Begin

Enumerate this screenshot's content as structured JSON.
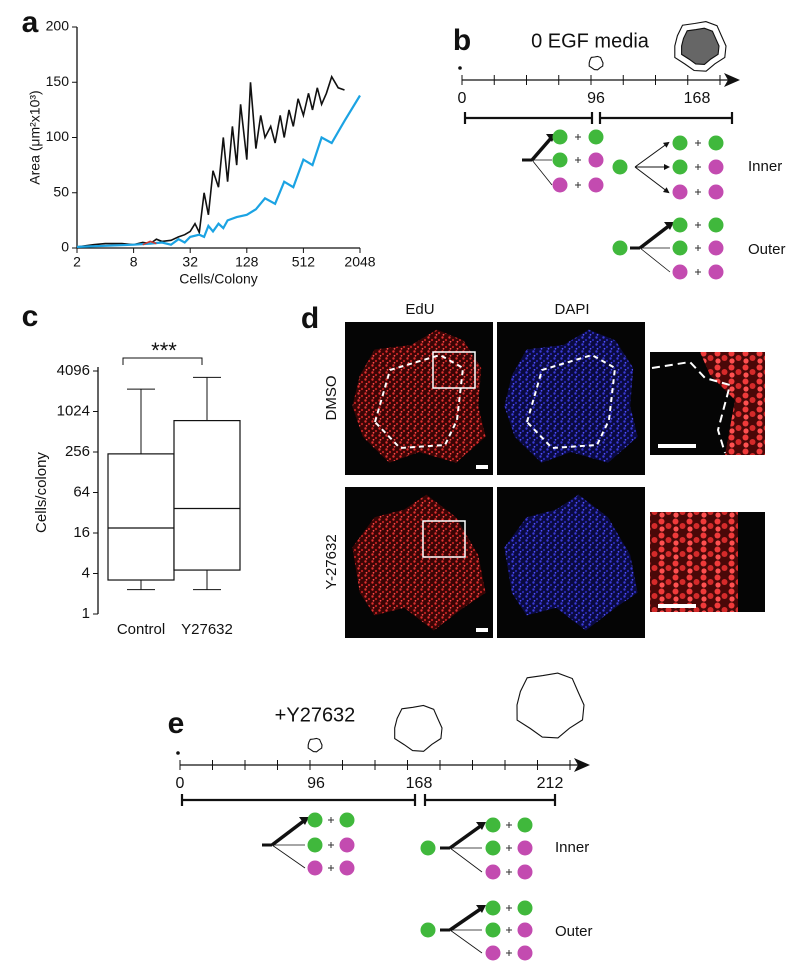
{
  "panel_labels": [
    "a",
    "b",
    "c",
    "d",
    "e"
  ],
  "chart_data": [
    {
      "type": "line",
      "xlabel": "Cells/Colony",
      "ylabel": "Area (μm²x10³)",
      "xlim": [
        2,
        2048
      ],
      "xticks": [
        2,
        8,
        32,
        128,
        512,
        2048
      ],
      "x_log_base": 2,
      "ylim": [
        0,
        200
      ],
      "yticks": [
        0,
        50,
        100,
        150,
        200
      ],
      "series": [
        {
          "color": "#111111",
          "x": [
            2,
            3,
            4,
            6,
            8,
            10,
            12,
            14,
            16,
            20,
            24,
            28,
            32,
            36,
            40,
            45,
            50,
            56,
            64,
            72,
            80,
            90,
            100,
            110,
            128,
            140,
            160,
            180,
            200,
            230,
            256,
            290,
            320,
            360,
            400,
            450,
            512,
            580,
            640,
            720,
            800,
            900,
            1024,
            1200,
            1400
          ],
          "values": [
            1,
            3,
            4,
            4,
            3,
            5,
            4,
            8,
            6,
            7,
            10,
            12,
            15,
            22,
            14,
            50,
            30,
            70,
            55,
            100,
            60,
            110,
            75,
            130,
            80,
            150,
            90,
            120,
            100,
            110,
            95,
            120,
            100,
            125,
            110,
            135,
            120,
            140,
            125,
            145,
            130,
            140,
            155,
            145,
            143
          ]
        },
        {
          "color": "#1ba3e3",
          "x": [
            2,
            4,
            8,
            12,
            16,
            20,
            24,
            28,
            32,
            40,
            45,
            50,
            56,
            64,
            72,
            80,
            100,
            128,
            160,
            200,
            256,
            320,
            400,
            512,
            640,
            800,
            1024,
            1400,
            2048
          ],
          "values": [
            1,
            2,
            3,
            4,
            5,
            3,
            8,
            5,
            10,
            12,
            10,
            20,
            15,
            22,
            18,
            25,
            28,
            30,
            35,
            45,
            40,
            60,
            55,
            80,
            75,
            100,
            95,
            115,
            138
          ]
        },
        {
          "color": "#d03a2f",
          "x": [
            10,
            12,
            14
          ],
          "values": [
            3,
            6,
            4
          ]
        }
      ]
    },
    {
      "type": "box",
      "ylabel": "Cells/colony",
      "annotation": "***",
      "categories": [
        "Control",
        "Y27632"
      ],
      "boxes": [
        {
          "min": 2.3,
          "q1": 3.2,
          "median": 19,
          "q3": 240,
          "max": 2200
        },
        {
          "min": 2.3,
          "q1": 4.5,
          "median": 37,
          "q3": 750,
          "max": 3300
        }
      ],
      "ylim": [
        1,
        4096
      ],
      "yticks": [
        1,
        4,
        16,
        64,
        256,
        1024,
        4096
      ],
      "y_log_base": 2
    }
  ],
  "panel_b": {
    "title": "0 EGF media",
    "time_ticks": [
      "0",
      "96",
      "168"
    ],
    "groups": [
      "Inner",
      "Outer"
    ]
  },
  "panel_d": {
    "columns": [
      "EdU",
      "DAPI"
    ],
    "rows": [
      "DMSO",
      "Y-27632"
    ]
  },
  "panel_e": {
    "title": "+Y27632",
    "time_ticks": [
      "0",
      "96",
      "168",
      "212"
    ],
    "groups": [
      "Inner",
      "Outer"
    ]
  }
}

End

* What is required *
Restate the data above word for word. Skip every picture.

* Written answer *
Enumerate this screenshot's content as structured JSON.
{
  "panel_labels": [
    "a",
    "b",
    "c",
    "d",
    "e"
  ],
  "chart_data": [
    {
      "type": "line",
      "xlabel": "Cells/Colony",
      "ylabel": "Area (μm²x10³)",
      "xlim": [
        2,
        2048
      ],
      "xticks": [
        2,
        8,
        32,
        128,
        512,
        2048
      ],
      "x_log_base": 2,
      "ylim": [
        0,
        200
      ],
      "yticks": [
        0,
        50,
        100,
        150,
        200
      ],
      "series": [
        {
          "color": "#111111",
          "x": [
            2,
            3,
            4,
            6,
            8,
            10,
            12,
            14,
            16,
            20,
            24,
            28,
            32,
            36,
            40,
            45,
            50,
            56,
            64,
            72,
            80,
            90,
            100,
            110,
            128,
            140,
            160,
            180,
            200,
            230,
            256,
            290,
            320,
            360,
            400,
            450,
            512,
            580,
            640,
            720,
            800,
            900,
            1024,
            1200,
            1400
          ],
          "values": [
            1,
            3,
            4,
            4,
            3,
            5,
            4,
            8,
            6,
            7,
            10,
            12,
            15,
            22,
            14,
            50,
            30,
            70,
            55,
            100,
            60,
            110,
            75,
            130,
            80,
            150,
            90,
            120,
            100,
            110,
            95,
            120,
            100,
            125,
            110,
            135,
            120,
            140,
            125,
            145,
            130,
            140,
            155,
            145,
            143
          ]
        },
        {
          "color": "#1ba3e3",
          "x": [
            2,
            4,
            8,
            12,
            16,
            20,
            24,
            28,
            32,
            40,
            45,
            50,
            56,
            64,
            72,
            80,
            100,
            128,
            160,
            200,
            256,
            320,
            400,
            512,
            640,
            800,
            1024,
            1400,
            2048
          ],
          "values": [
            1,
            2,
            3,
            4,
            5,
            3,
            8,
            5,
            10,
            12,
            10,
            20,
            15,
            22,
            18,
            25,
            28,
            30,
            35,
            45,
            40,
            60,
            55,
            80,
            75,
            100,
            95,
            115,
            138
          ]
        },
        {
          "color": "#d03a2f",
          "x": [
            10,
            12,
            14
          ],
          "values": [
            3,
            6,
            4
          ]
        }
      ]
    },
    {
      "type": "box",
      "ylabel": "Cells/colony",
      "annotation": "***",
      "categories": [
        "Control",
        "Y27632"
      ],
      "boxes": [
        {
          "min": 2.3,
          "q1": 3.2,
          "median": 19,
          "q3": 240,
          "max": 2200
        },
        {
          "min": 2.3,
          "q1": 4.5,
          "median": 37,
          "q3": 750,
          "max": 3300
        }
      ],
      "ylim": [
        1,
        4096
      ],
      "yticks": [
        1,
        4,
        16,
        64,
        256,
        1024,
        4096
      ],
      "y_log_base": 2
    }
  ],
  "panel_b": {
    "title": "0 EGF media",
    "time_ticks": [
      "0",
      "96",
      "168"
    ],
    "groups": [
      "Inner",
      "Outer"
    ]
  },
  "panel_d": {
    "columns": [
      "EdU",
      "DAPI"
    ],
    "rows": [
      "DMSO",
      "Y-27632"
    ]
  },
  "panel_e": {
    "title": "+Y27632",
    "time_ticks": [
      "0",
      "96",
      "168",
      "212"
    ],
    "groups": [
      "Inner",
      "Outer"
    ]
  }
}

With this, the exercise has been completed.